====== Data section
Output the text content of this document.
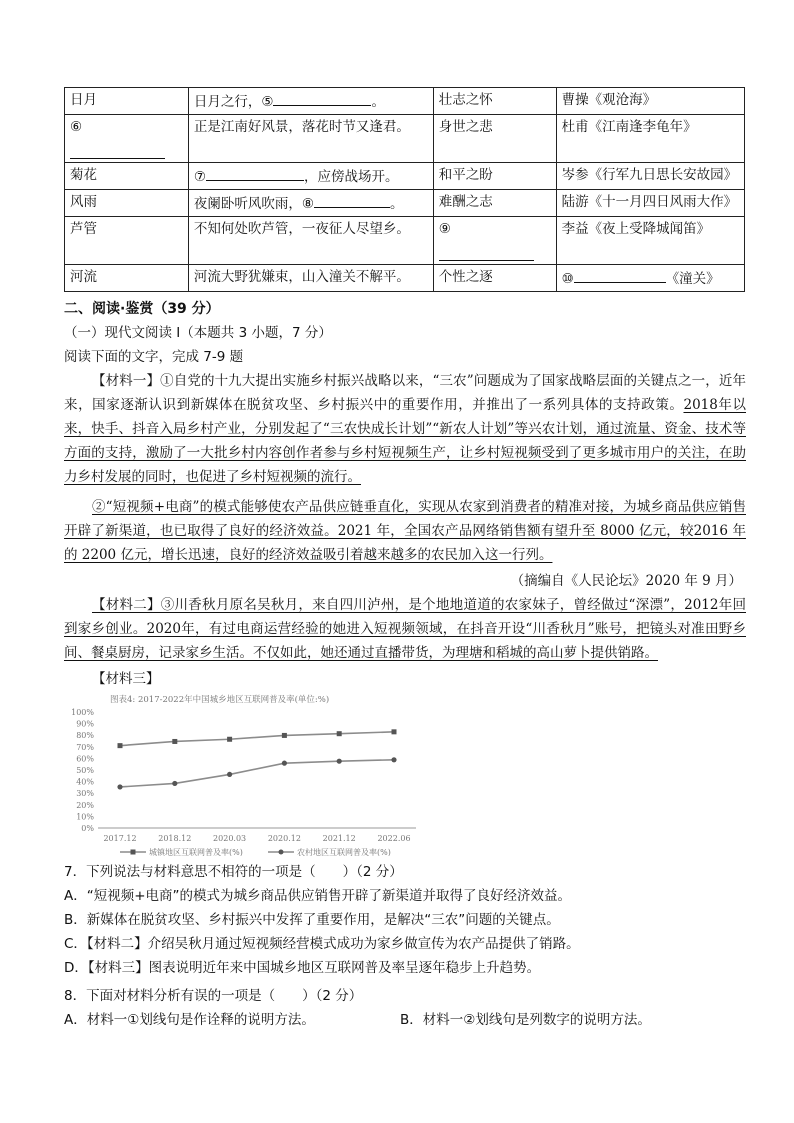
日月	日月之行，⑤ 。	壮志之怀	曹操《观沧海》
⑥	正是江南好风景，落花时节又逢君。	身世之悲	杜甫《江南逢李龟年》
菊花	⑦ ，应傍战场开。	和平之盼	岑参《行军九日思长安故园》
风雨	夜阑卧听风吹雨，⑧ 。	难酬之志	陆游《十一月四日风雨大作》
芦管	不知何处吹芦管，一夜征人尽望乡。	⑨	李益《夜上受降城闻笛》
河流	河流大野犹嫌束，山入潼关不解平。	个性之逐	⑩ 《潼关》
二、阅读·鉴赏（39 分）
（一）现代文阅读 I（本题共 3 小题，7 分）
阅读下面的文字，完成 7-9 题
【材料一】①自党的十九大提出实施乡村振兴战略以来，“三农”问题成为了国家战略层面的关键点之一，近年来，国家逐渐认识到新媒体在脱贫攻坚、乡村振兴中的重要作用，并推出了一系列具体的支持政策。2018年以来，快手、抖音入局乡村产业，分别发起了“三农快成长计划”“新农人计划”等兴农计划，通过流量、资金、技术等方面的支持，激励了一大批乡村内容创作者参与乡村短视频生产，让乡村短视频受到了更多城市用户的关注，在助力乡村发展的同时，也促进了乡村短视频的流行。
②“短视频+电商”的模式能够使农产品供应链垂直化，实现从农家到消费者的精准对接，为城乡商品供应销售开辟了新渠道，也已取得了良好的经济效益。2021 年，全国农产品网络销售额有望升至 8000 亿元，较2016 年的 2200 亿元，增长迅速，良好的经济效益吸引着越来越多的农民加入这一行列。
（摘编自《人民论坛》2020 年 9 月）
【材料二】③川香秋月原名吴秋月，来自四川泸州，是个地地道道的农家妹子，曾经做过“深漂”，2012年回到家乡创业。2020年，有过电商运营经验的她进入短视频领域，在抖音开设“川香秋月”账号，把镜头对准田野乡间、餐桌厨房，记录家乡生活。不仅如此，她还通过直播带货，为理塘和稻城的高山萝卜提供销路。
【材料三】
图表4: 2017-2022年中国城乡地区互联网普及率(单位:%)
0%
10%
20%
30%
40%
50%
60%
70%
80%
90%
100%
2017.12	2018.12	2020.03	2020.12	2021.12	2022.06
城镇地区互联网普及率(%)	农村地区互联网普及率(%)
7．下列说法与材料意思不相符的一项是（　　）（2 分）
A．“短视频+电商”的模式为城乡商品供应销售开辟了新渠道并取得了良好经济效益。
B．新媒体在脱贫攻坚、乡村振兴中发挥了重要作用，是解决“三农”问题的关键点。
C．【材料二】介绍吴秋月通过短视频经营模式成功为家乡做宣传为农产品提供了销路。
D．【材料三】图表说明近年来中国城乡地区互联网普及率呈逐年稳步上升趋势。
8．下面对材料分析有误的一项是（　　）（2 分）
A．材料一①划线句是作诠释的说明方法。	B．材料一②划线句是列数字的说明方法。
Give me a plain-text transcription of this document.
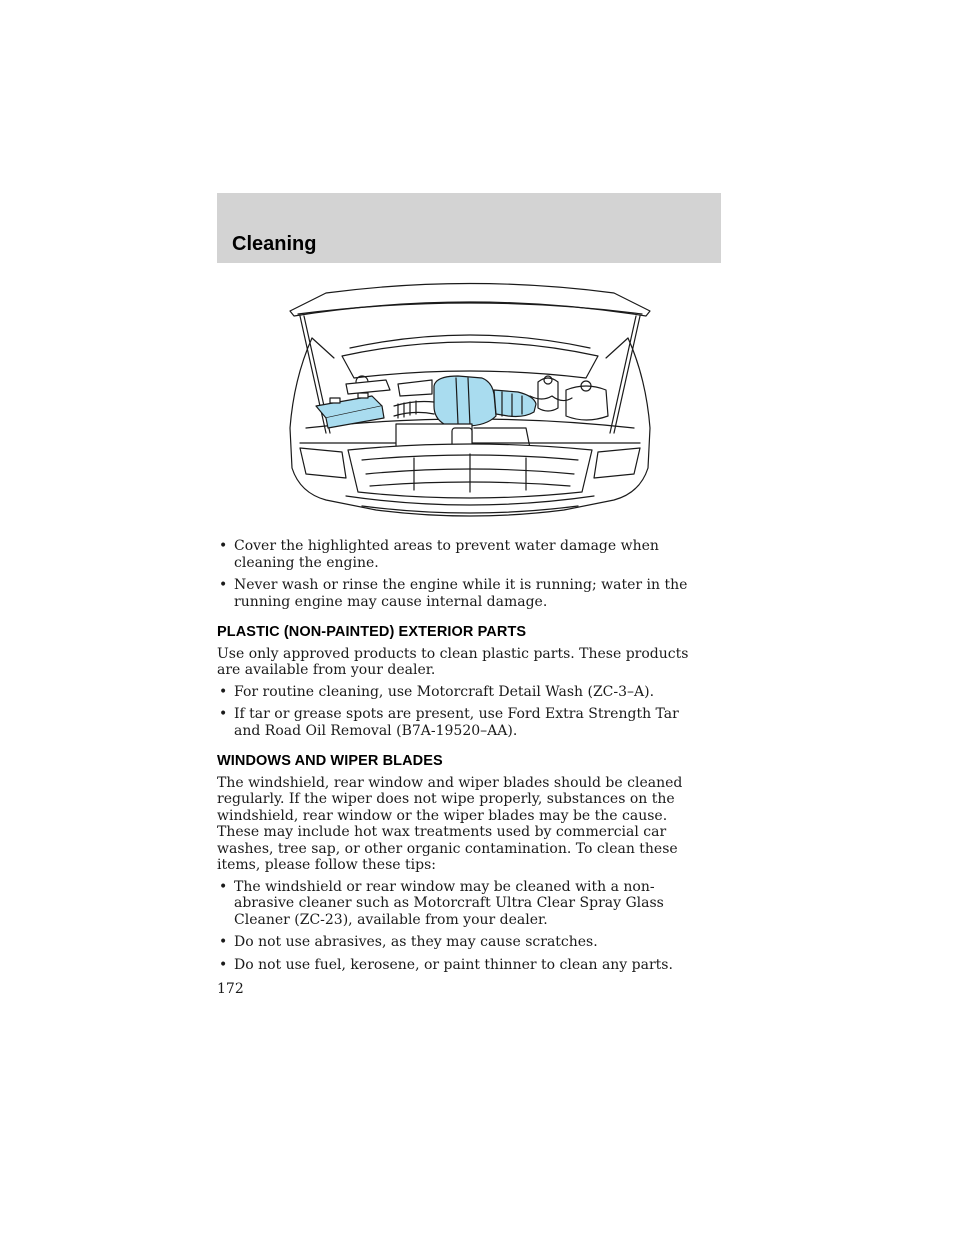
Cleaning
• Cover the highlighted areas to prevent water damage when cleaning the engine.
• Never wash or rinse the engine while it is running; water in the running engine may cause internal damage.
PLASTIC (NON-PAINTED) EXTERIOR PARTS

Use only approved products to clean plastic parts. These products are available from your dealer.

• For routine cleaning, use Motorcraft Detail Wash (ZC-3–A).
• If tar or grease spots are present, use Ford Extra Strength Tar and Road Oil Removal (B7A-19520–AA).
WINDOWS AND WIPER BLADES

The windshield, rear window and wiper blades should be cleaned regularly. If the wiper does not wipe properly, substances on the windshield, rear window or the wiper blades may be the cause. These may include hot wax treatments used by commercial car washes, tree sap, or other organic contamination. To clean these items, please follow these tips:

• The windshield or rear window may be cleaned with a non-abrasive cleaner such as Motorcraft Ultra Clear Spray Glass Cleaner (ZC-23), available from your dealer.
• Do not use abrasives, as they may cause scratches.
• Do not use fuel, kerosene, or paint thinner to clean any parts.
172
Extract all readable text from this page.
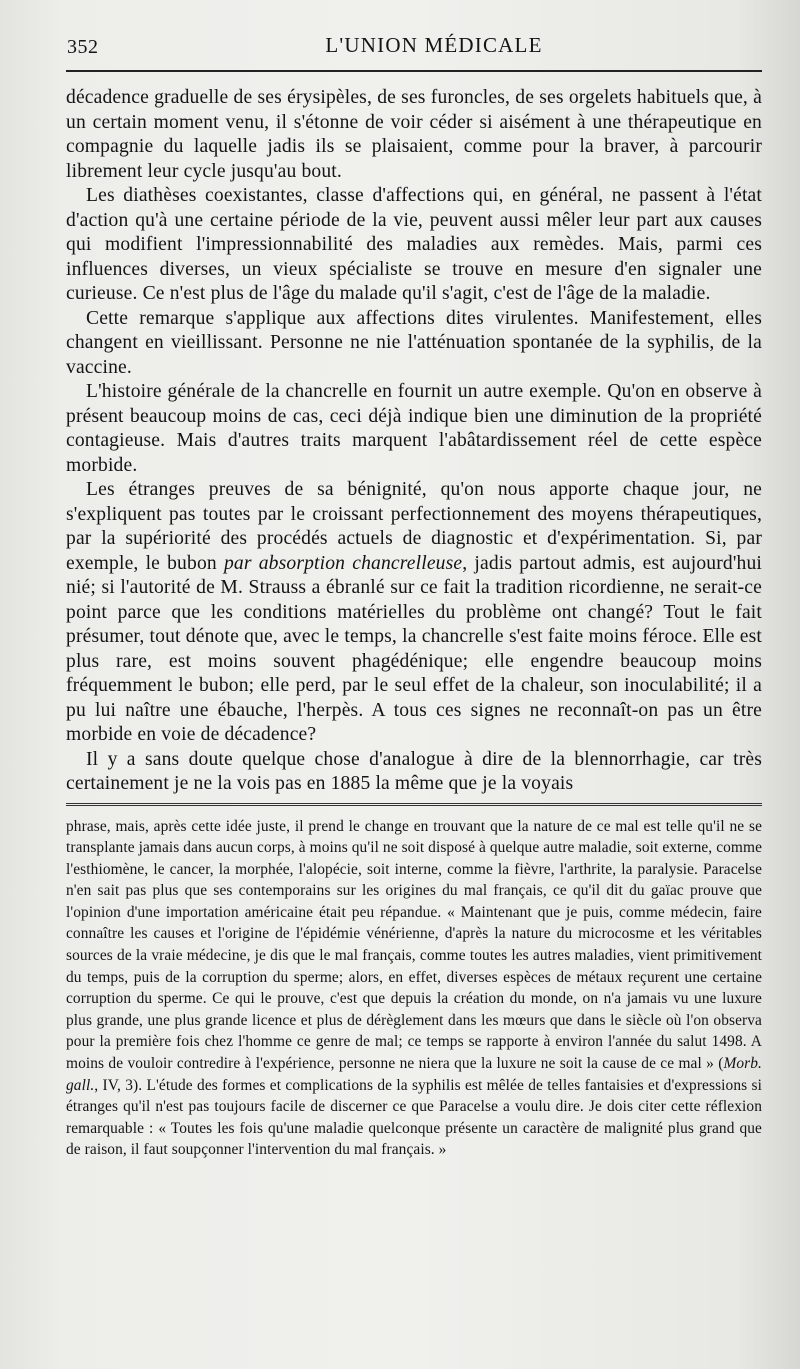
352	L'UNION MÉDICALE

décadence graduelle de ses érysipèles, de ses furoncles, de ses orgelets habituels que, à un certain moment venu, il s'étonne de voir céder si aisément à une thérapeutique en compagnie du laquelle jadis ils se plaisaient, comme pour la braver, à parcourir librement leur cycle jusqu'au bout.

Les diathèses coexistantes, classe d'affections qui, en général, ne passent à l'état d'action qu'à une certaine période de la vie, peuvent aussi mêler leur part aux causes qui modifient l'impressionnabilité des maladies aux remèdes. Mais, parmi ces influences diverses, un vieux spécialiste se trouve en mesure d'en signaler une curieuse. Ce n'est plus de l'âge du malade qu'il s'agit, c'est de l'âge de la maladie.

Cette remarque s'applique aux affections dites virulentes. Manifestement, elles changent en vieillissant. Personne ne nie l'atténuation spontanée de la syphilis, de la vaccine.

L'histoire générale de la chancrelle en fournit un autre exemple. Qu'on en observe à présent beaucoup moins de cas, ceci déjà indique bien une diminution de la propriété contagieuse. Mais d'autres traits marquent l'abâtardissement réel de cette espèce morbide.

Les étranges preuves de sa bénignité, qu'on nous apporte chaque jour, ne s'expliquent pas toutes par le croissant perfectionnement des moyens thérapeutiques, par la supériorité des procédés actuels de diagnostic et d'expérimentation. Si, par exemple, le bubon par absorption chancrelleuse, jadis partout admis, est aujourd'hui nié; si l'autorité de M. Strauss a ébranlé sur ce fait la tradition ricordienne, ne serait-ce point parce que les conditions matérielles du problème ont changé? Tout le fait présumer, tout dénote que, avec le temps, la chancrelle s'est faite moins féroce. Elle est plus rare, est moins souvent phagédénique; elle engendre beaucoup moins fréquemment le bubon; elle perd, par le seul effet de la chaleur, son inoculabilité; il a pu lui naître une ébauche, l'herpès. A tous ces signes ne reconnaît-on pas un être morbide en voie de décadence?

Il y a sans doute quelque chose d'analogue à dire de la blennorrhagie, car très certainement je ne la vois pas en 1885 la même que je la voyais

phrase, mais, après cette idée juste, il prend le change en trouvant que la nature de ce mal est telle qu'il ne se transplante jamais dans aucun corps, à moins qu'il ne soit disposé à quelque autre maladie, soit externe, comme l'esthiomène, le cancer, la morphée, l'alopécie, soit interne, comme la fièvre, l'arthrite, la paralysie. Paracelse n'en sait pas plus que ses contemporains sur les origines du mal français, ce qu'il dit du gaïac prouve que l'opinion d'une importation américaine était peu répandue. « Maintenant que je puis, comme médecin, faire connaître les causes et l'origine de l'épidémie vénérienne, d'après la nature du microcosme et les véritables sources de la vraie médecine, je dis que le mal français, comme toutes les autres maladies, vient primitivement du temps, puis de la corruption du sperme; alors, en effet, diverses espèces de métaux reçurent une certaine corruption du sperme. Ce qui le prouve, c'est que depuis la création du monde, on n'a jamais vu une luxure plus grande, une plus grande licence et plus de dérèglement dans les mœurs que dans le siècle où l'on observa pour la première fois chez l'homme ce genre de mal; ce temps se rapporte à environ l'année du salut 1498. A moins de vouloir contredire à l'expérience, personne ne niera que la luxure ne soit la cause de ce mal » (Morb. gall., IV, 3). L'étude des formes et complications de la syphilis est mêlée de telles fantaisies et d'expressions si étranges qu'il n'est pas toujours facile de discerner ce que Paracelse a voulu dire. Je dois citer cette réflexion remarquable : « Toutes les fois qu'une maladie quelconque présente un caractère de malignité plus grand que de raison, il faut soupçonner l'intervention du mal français. »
============
# Problem details
Show each line of the data that contains the string "affections".

# Exercise output
Les diathèses coexistantes, classe d'affections qui, en général, ne passent à l'état d'action qu'à une certaine période de la vie, peuvent aussi mêler leur part aux causes qui modifient l'impressionnabilité des maladies aux remèdes. Mais, parmi ces influences diverses, un vieux spécialiste se trouve en mesure d'en signaler une curieuse. Ce n'est plus de l'âge du malade qu'il s'agit, c'est de l'âge de la maladie.
Cette remarque s'applique aux affections dites virulentes. Manifestement, elles changent en vieillissant. Personne ne nie l'atténuation spontanée de la syphilis, de la vaccine.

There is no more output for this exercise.